▶ EXERCISE PROMPT: Work through the listing below and count the lines that hold "cường". Answer with the number alone.

◇ ◇ ◇ ◇ ◇ ◇ ◇

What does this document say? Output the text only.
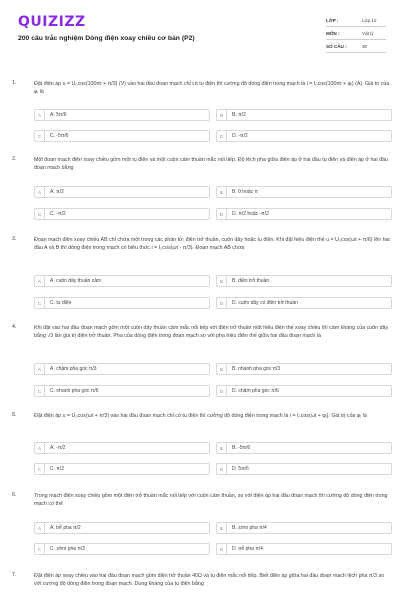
QUIZIZZ
200 câu trắc nghiệm Dòng điện xoay chiều cơ bản (P2)
LỚP :	Lớp 12
MÔN :	Vật lý
SỐ CÂU :	30
1.	Đặt điện áp u = U₀cos(100πt + π/3) (V) vào hai đầu đoạn mạch chỉ có tụ điện thì cường độ dòng điện trong mạch là i = I₀cos(100πt + φᵢ) (A). Giá trị của φᵢ là
A	A. 5π/6	B	B. π/2
C	C. -5π/6	D	D. -π/2
2.	Một đoạn mạch điện xoay chiều gồm một tụ điện và một cuộn cảm thuần mắc nối tiếp. Độ lệch pha giữa điện áp ở hai đầu tụ điện và điện áp ở hai đầu đoạn mạch bằng
A	A. π/2	B	B. 0 hoặc π
C	C. -π/2	D	D. π/2 hoặc -π/2
3.	Đoạn mạch điện xoay chiều AB chỉ chứa một trong các phần tử: điện trở thuần, cuộn dây hoặc tụ điện. Khi đặt hiệu điện thế u = U₀cos(ωt + π/6) lên hai đầu A và B thì dòng điện trong mạch có biểu thức i = I₀cos(ωt - π/3). Đoạn mạch AB chứa
A	A. cuộn dây thuần cảm	B	B. điện trở thuần
C	C. tụ điện	D	D. cuộn dây có điện trở thuần
4.	Khi đặt vào hai đầu đoạn mạch gồm một cuộn dây thuần cảm mắc nối tiếp với điện trở thuần một hiệu điện thế xoay chiều thì cảm kháng của cuộn dây bằng √3 lần giá trị điện trở thuần. Pha của dòng điện trong đoạn mạch so với pha hiệu điện thế giữa hai đầu đoạn mạch là
A	A. chậm pha góc π/3	B	B. nhanh pha góc π/3
C	C. nhanh pha góc π/6	D	D. chậm pha góc π/6
5.	Đặt điện áp u = U₀cos(ωt + π/3) vào hai đầu đoạn mạch chỉ có tụ điện thì cường độ dòng điện trong mạch là i = I₀cos(ωt + φᵢ). Giá trị của φᵢ là
A	A. -π/2	B	B. -5π/6
C	C. π/2	D	D. 5π/6
6.	Trong mạch điện xoay chiều gồm một điện trở thuần mắc nối tiếp với cuộn cảm thuần, so với điện áp hai đầu đoạn mạch thì cường độ dòng điện trong mạch có thể
A	A. trễ pha π/2	B	B. sớm pha π/4
C	C. sớm pha π/2	D	D. trễ pha π/4
7.	Đặt điện áp xoay chiều vào hai đầu đoạn mạch gồm điện trở thuần 40Ω và tụ điện mắc nối tiếp. Biết điện áp giữa hai đầu đoạn mạch lệch pha π/3 so với cường độ dòng điện trong đoạn mạch. Dung kháng của tụ điện bằng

◇ ◇ ◇ ◇ ◇ ◇ ◇

▶ EXERCISE OUTPUT: 4